_WHAT IS ASKED:_ Scan the material below for the string "object", and copy every line where it shows up.

[START]

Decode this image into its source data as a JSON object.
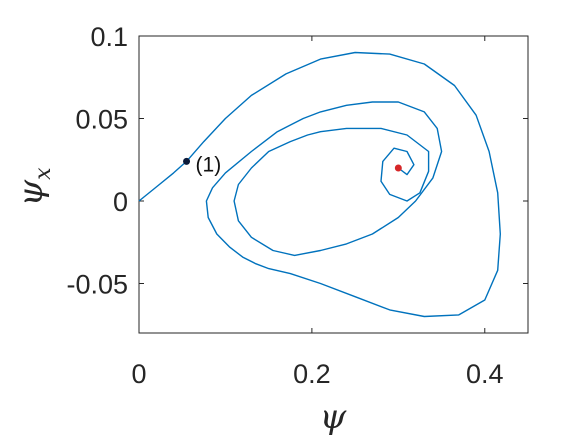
{
  "chart_data": {
    "type": "line",
    "title": "",
    "xlabel": "ψ",
    "ylabel": "ψ_x",
    "ylabel_base": "ψ",
    "ylabel_sub": "x",
    "xlim": [
      0,
      0.45
    ],
    "ylim": [
      -0.08,
      0.1
    ],
    "xticks": [
      0,
      0.2,
      0.4
    ],
    "xtick_labels": [
      "0",
      "0.2",
      "0.4"
    ],
    "yticks": [
      -0.05,
      0,
      0.05,
      0.1
    ],
    "ytick_labels": [
      "-0.05",
      "0",
      "0.05",
      "0.1"
    ],
    "grid": false,
    "colors": {
      "trajectory": "#0072BD",
      "start_point": "#0b1a3a",
      "fixed_point": "#d62728",
      "axes": "#262626"
    },
    "series": [
      {
        "x": [
          0.0,
          0.02,
          0.04,
          0.055,
          0.075,
          0.1,
          0.13,
          0.17,
          0.21,
          0.25,
          0.29,
          0.33,
          0.365,
          0.39,
          0.405,
          0.415,
          0.418,
          0.415,
          0.4,
          0.37,
          0.33,
          0.29,
          0.25,
          0.21,
          0.175,
          0.15,
          0.135,
          0.12,
          0.105,
          0.09,
          0.08,
          0.078,
          0.085,
          0.1,
          0.13,
          0.16,
          0.19,
          0.21,
          0.24,
          0.27,
          0.3,
          0.33,
          0.345,
          0.35,
          0.34,
          0.32,
          0.3,
          0.27,
          0.24,
          0.21,
          0.18,
          0.155,
          0.13,
          0.115,
          0.11,
          0.115,
          0.13,
          0.15,
          0.175,
          0.195,
          0.21,
          0.24,
          0.28,
          0.31,
          0.335,
          0.335,
          0.325,
          0.31,
          0.29,
          0.28,
          0.282,
          0.295,
          0.31,
          0.318,
          0.31,
          0.3
        ],
        "y": [
          0.0,
          0.0085,
          0.017,
          0.024,
          0.036,
          0.05,
          0.064,
          0.077,
          0.086,
          0.09,
          0.089,
          0.083,
          0.07,
          0.052,
          0.03,
          0.005,
          -0.02,
          -0.042,
          -0.06,
          -0.069,
          -0.07,
          -0.066,
          -0.058,
          -0.05,
          -0.044,
          -0.041,
          -0.038,
          -0.034,
          -0.028,
          -0.02,
          -0.01,
          0.0,
          0.008,
          0.017,
          0.03,
          0.042,
          0.05,
          0.054,
          0.058,
          0.06,
          0.06,
          0.054,
          0.044,
          0.03,
          0.014,
          0.0,
          -0.01,
          -0.02,
          -0.026,
          -0.03,
          -0.033,
          -0.03,
          -0.022,
          -0.012,
          0.0,
          0.01,
          0.02,
          0.03,
          0.036,
          0.04,
          0.042,
          0.044,
          0.044,
          0.04,
          0.03,
          0.018,
          0.005,
          0.0,
          0.004,
          0.012,
          0.024,
          0.032,
          0.03,
          0.022,
          0.016,
          0.02
        ]
      }
    ],
    "points": [
      {
        "label": "(1)",
        "x": 0.055,
        "y": 0.024
      },
      {
        "label": "",
        "x": 0.3,
        "y": 0.02
      }
    ]
  }
}
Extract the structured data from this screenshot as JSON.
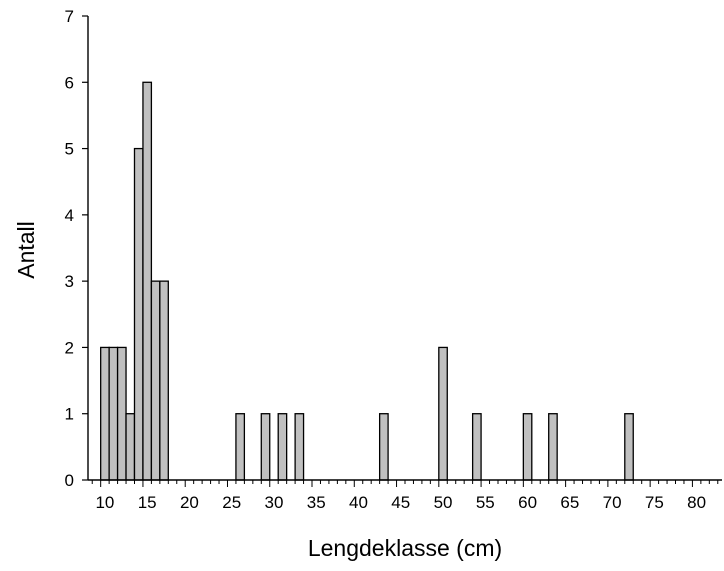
{
  "chart_data": {
    "type": "bar",
    "title": "",
    "xlabel": "Lengdeklasse (cm)",
    "ylabel": "Antall",
    "xlim": [
      8.5,
      83.5
    ],
    "ylim": [
      0,
      7
    ],
    "x_ticks": [
      10,
      15,
      20,
      25,
      30,
      35,
      40,
      45,
      50,
      55,
      60,
      65,
      70,
      75,
      80
    ],
    "y_ticks": [
      0,
      1,
      2,
      3,
      4,
      5,
      6,
      7
    ],
    "x_tick_labels": [
      "10",
      "15",
      "20",
      "25",
      "30",
      "35",
      "40",
      "45",
      "50",
      "55",
      "60",
      "65",
      "70",
      "75",
      "80"
    ],
    "y_tick_labels": [
      "0",
      "1",
      "2",
      "3",
      "4",
      "5",
      "6",
      "7"
    ],
    "bar_width": 1,
    "grid": false,
    "legend": "none",
    "bar_color": "#c0c0c0",
    "edge_color": "#000000",
    "points": [
      {
        "x": 10,
        "y": 2
      },
      {
        "x": 11,
        "y": 2
      },
      {
        "x": 12,
        "y": 2
      },
      {
        "x": 13,
        "y": 1
      },
      {
        "x": 14,
        "y": 5
      },
      {
        "x": 15,
        "y": 6
      },
      {
        "x": 16,
        "y": 3
      },
      {
        "x": 17,
        "y": 3
      },
      {
        "x": 26,
        "y": 1
      },
      {
        "x": 29,
        "y": 1
      },
      {
        "x": 31,
        "y": 1
      },
      {
        "x": 33,
        "y": 1
      },
      {
        "x": 43,
        "y": 1
      },
      {
        "x": 50,
        "y": 2
      },
      {
        "x": 54,
        "y": 1
      },
      {
        "x": 60,
        "y": 1
      },
      {
        "x": 63,
        "y": 1
      },
      {
        "x": 72,
        "y": 1
      }
    ]
  }
}
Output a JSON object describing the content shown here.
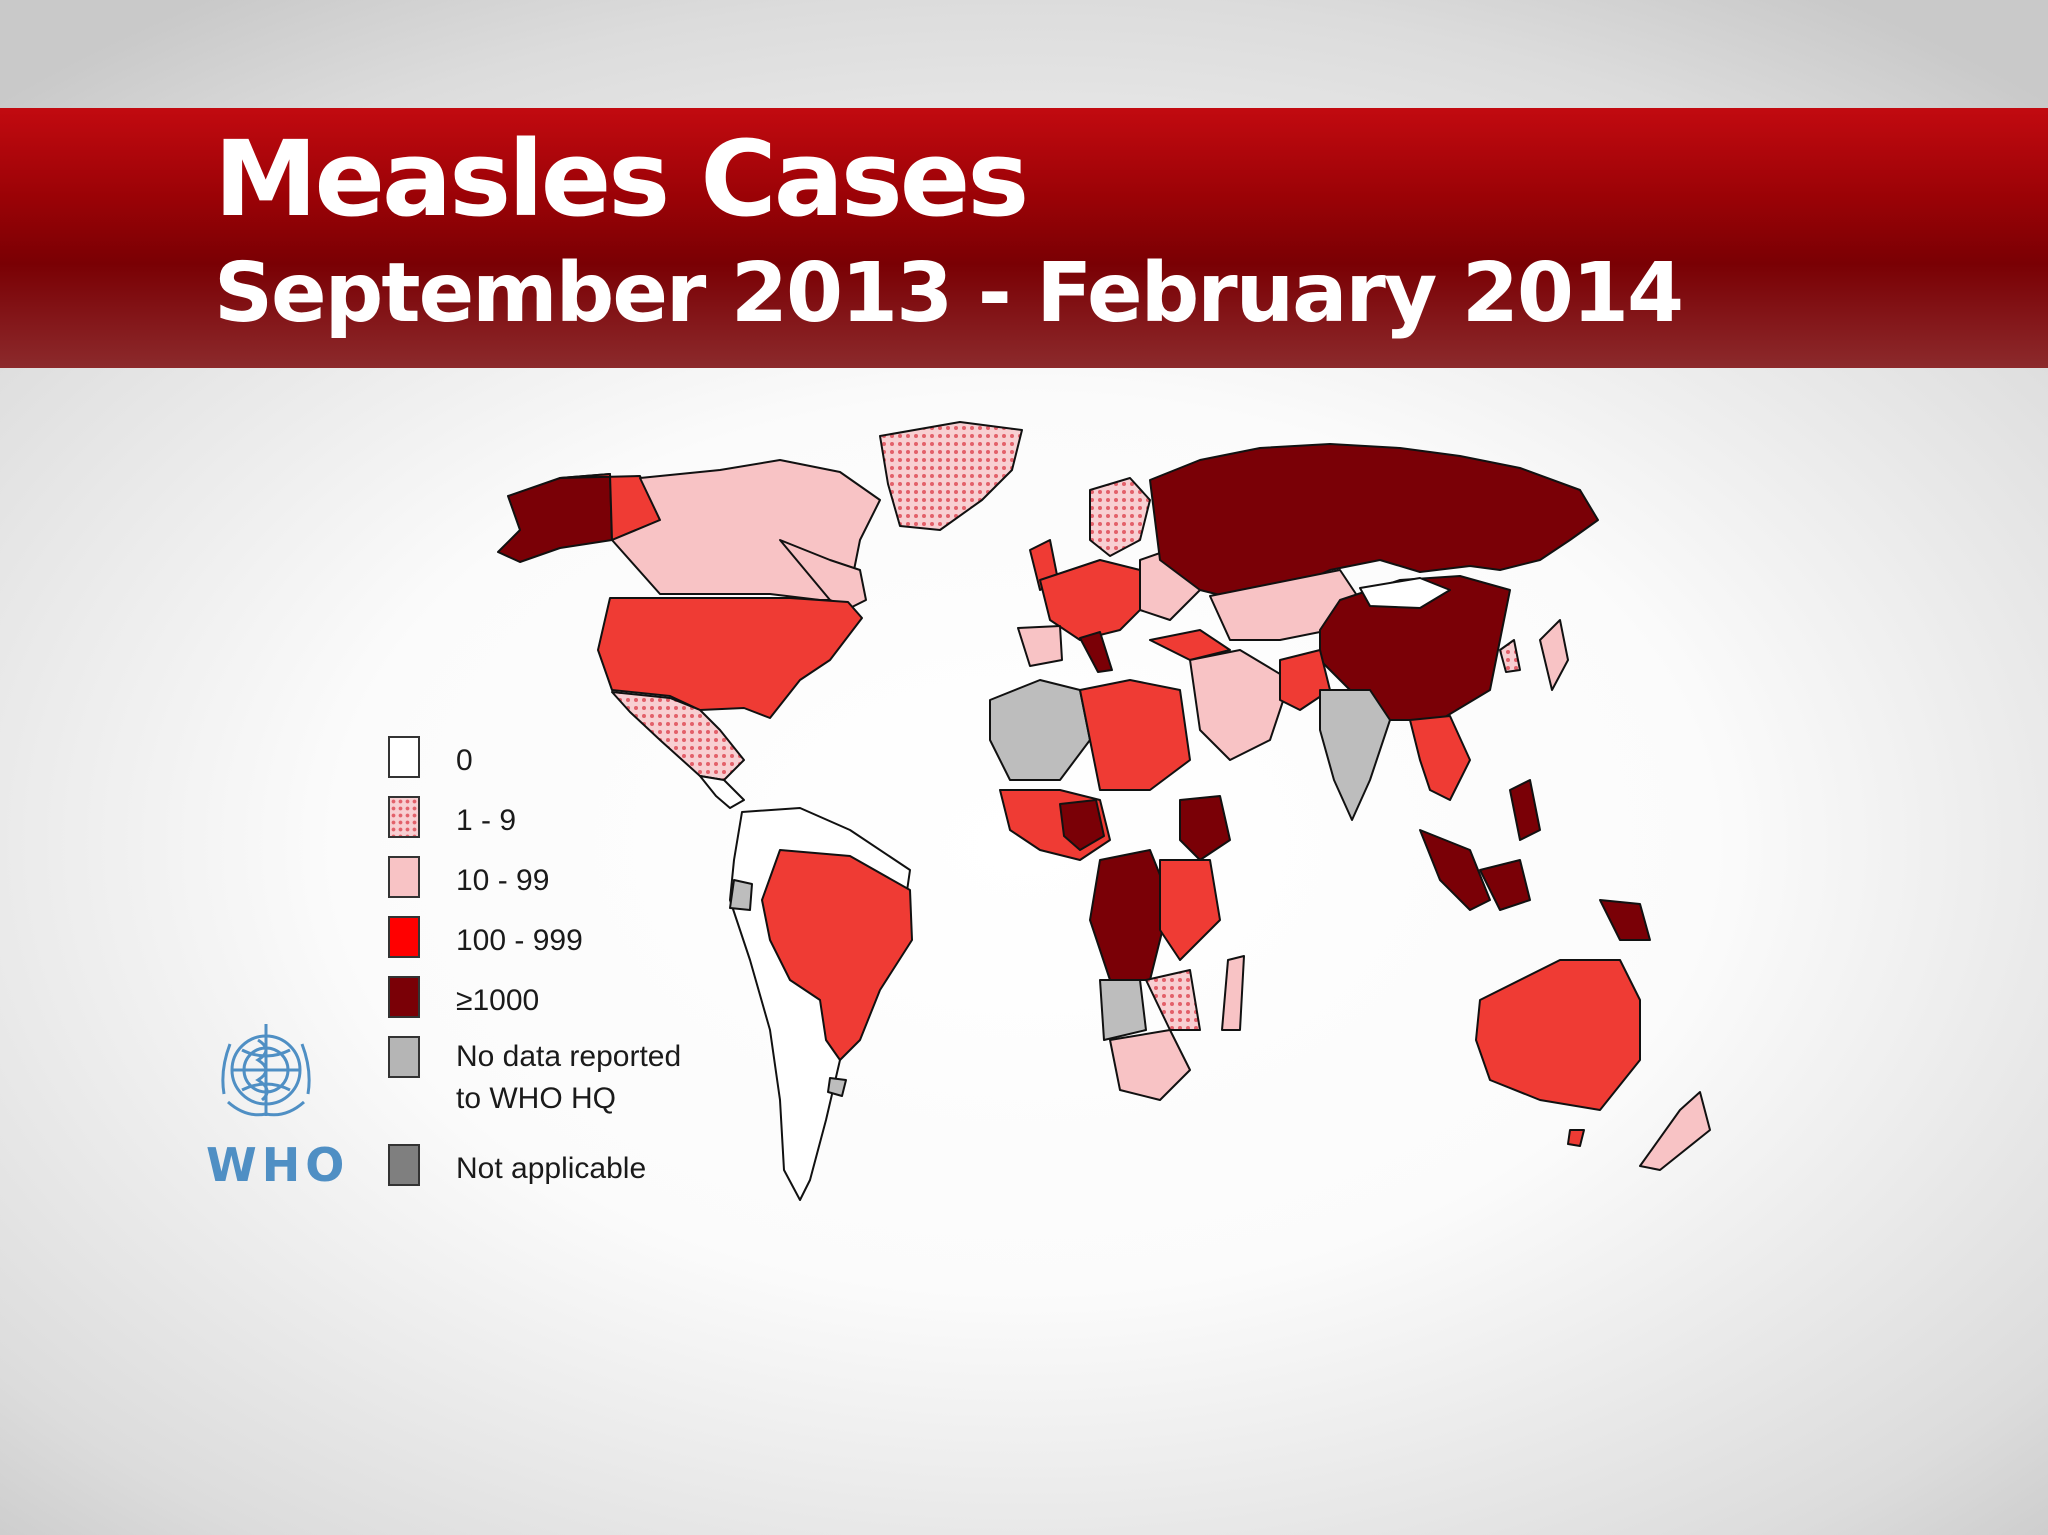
{
  "header": {
    "title": "Measles Cases",
    "subtitle": "September 2013 - February 2014"
  },
  "map": {
    "colors": {
      "0": "#ffffff",
      "1-9": "#f8c9cd",
      "10-99": "#f8c3c5",
      "100-999": "#ef3b34",
      ">=1000": "#7a0006",
      "no_data": "#bdbdbd",
      "not_applicable": "#7f7f7f"
    },
    "categories_shown": [
      "1 - 9",
      "10 - 99",
      "100 - 999",
      "≥1000",
      "No data reported to WHO HQ",
      "0"
    ]
  },
  "legend": {
    "items": [
      {
        "label": "0",
        "color": "#ffffff"
      },
      {
        "label": "1 - 9",
        "color": "#f6b8be",
        "pattern": "dotted"
      },
      {
        "label": "10 - 99",
        "color": "#f8c3c5"
      },
      {
        "label": "100 - 999",
        "color": "#ff0000"
      },
      {
        "label": "≥1000",
        "color": "#7a0006"
      },
      {
        "label": "No data reported to WHO HQ",
        "color": "#b5b5b5"
      },
      {
        "label": "Not applicable",
        "color": "#7f7f7f"
      }
    ]
  },
  "logo": {
    "text": "WHO",
    "icon": "who-emblem-icon",
    "color": "#4f8fc4"
  }
}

[END]

_PROBLEM SOLUTION:_
Decode this image into its source data as a JSON object.
Output a JSON object describing the content shown here.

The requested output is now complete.